### Task objective
Transcribe all the entries word for word, omitting any pictures they contain.

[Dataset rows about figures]

--------------------

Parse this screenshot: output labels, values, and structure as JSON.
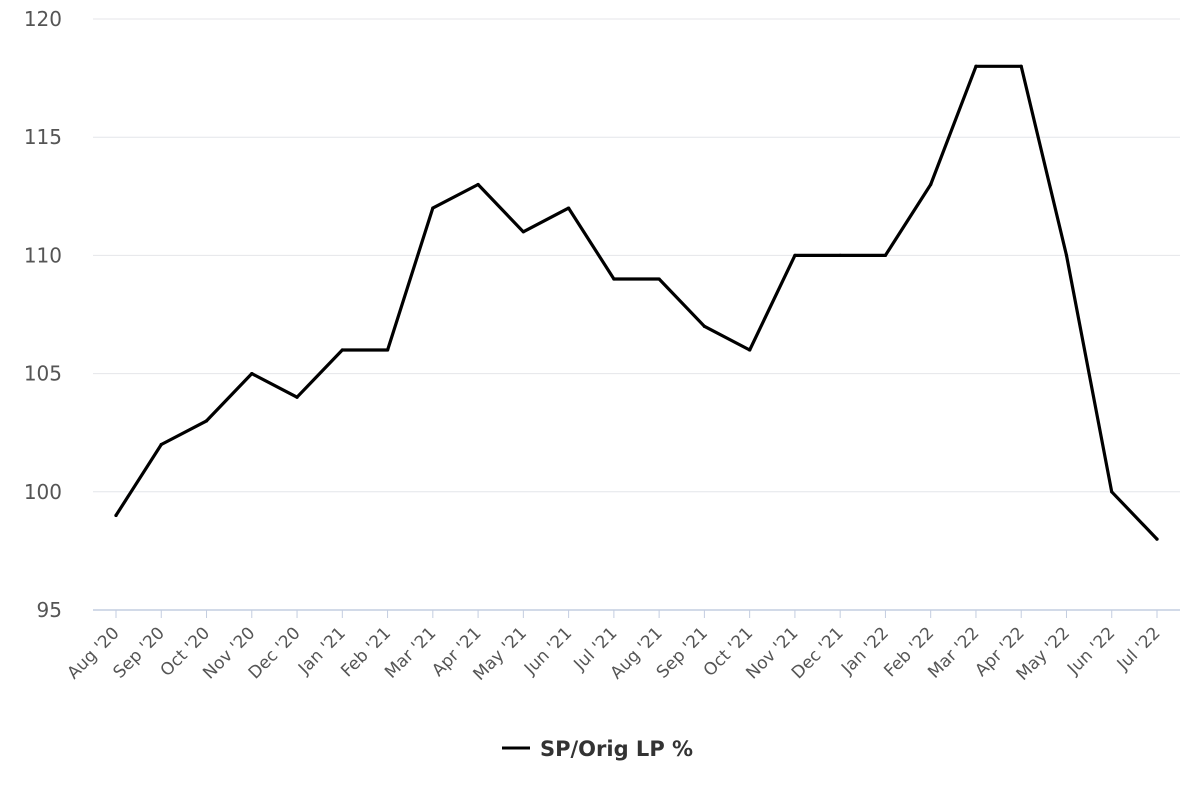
{
  "chart_data": {
    "type": "line",
    "title": "",
    "xlabel": "",
    "ylabel": "",
    "categories": [
      "Aug '20",
      "Sep '20",
      "Oct '20",
      "Nov '20",
      "Dec '20",
      "Jan '21",
      "Feb '21",
      "Mar '21",
      "Apr '21",
      "May '21",
      "Jun '21",
      "Jul '21",
      "Aug '21",
      "Sep '21",
      "Oct '21",
      "Nov '21",
      "Dec '21",
      "Jan '22",
      "Feb '22",
      "Mar '22",
      "Apr '22",
      "May '22",
      "Jun '22",
      "Jul '22"
    ],
    "series": [
      {
        "name": "SP/Orig LP %",
        "values": [
          99,
          102,
          103,
          105,
          104,
          106,
          106,
          112,
          113,
          111,
          112,
          109,
          109,
          107,
          106,
          110,
          110,
          110,
          113,
          118,
          118,
          110,
          100,
          98
        ],
        "color": "#000000"
      }
    ],
    "ylim": [
      95,
      120
    ],
    "yticks": [
      95,
      100,
      105,
      110,
      115,
      120
    ],
    "grid": true,
    "legend_position": "bottom-center"
  }
}
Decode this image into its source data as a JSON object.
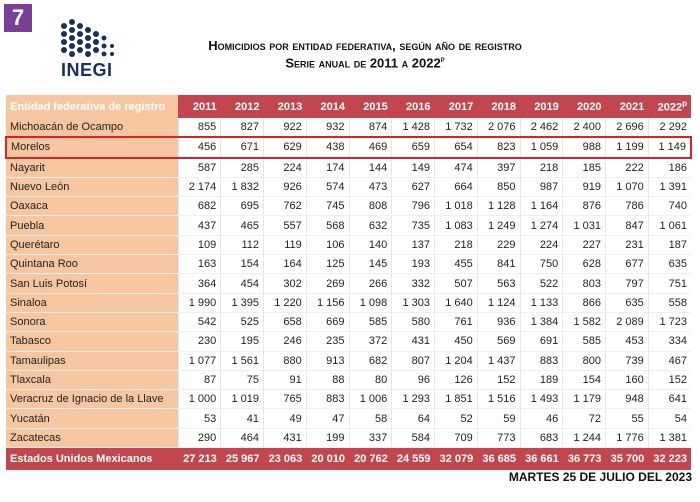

--------------------

### Completed exercise
Parse this screenshot: output labels, values, and structure as JSON.
{
  "chart_data": {
    "type": "line",
    "title": "",
    "xlabel": "",
    "ylabel": "",
    "categories": [
      "Aug '20",
      "Sep '20",
      "Oct '20",
      "Nov '20",
      "Dec '20",
      "Jan '21",
      "Feb '21",
      "Mar '21",
      "Apr '21",
      "May '21",
      "Jun '21",
      "Jul '21",
      "Aug '21",
      "Sep '21",
      "Oct '21",
      "Nov '21",
      "Dec '21",
      "Jan '22",
      "Feb '22",
      "Mar '22",
      "Apr '22",
      "May '22",
      "Jun '22",
      "Jul '22"
    ],
    "series": [
      {
        "name": "SP/Orig LP %",
        "values": [
          99,
          102,
          103,
          105,
          104,
          106,
          106,
          112,
          113,
          111,
          112,
          109,
          109,
          107,
          106,
          110,
          110,
          110,
          113,
          118,
          118,
          110,
          100,
          98
        ],
        "color": "#000000"
      }
    ],
    "ylim": [
      95,
      120
    ],
    "yticks": [
      95,
      100,
      105,
      110,
      115,
      120
    ],
    "grid": true,
    "legend_position": "bottom-center"
  }
}
Decode this image into its source data as a JSON object.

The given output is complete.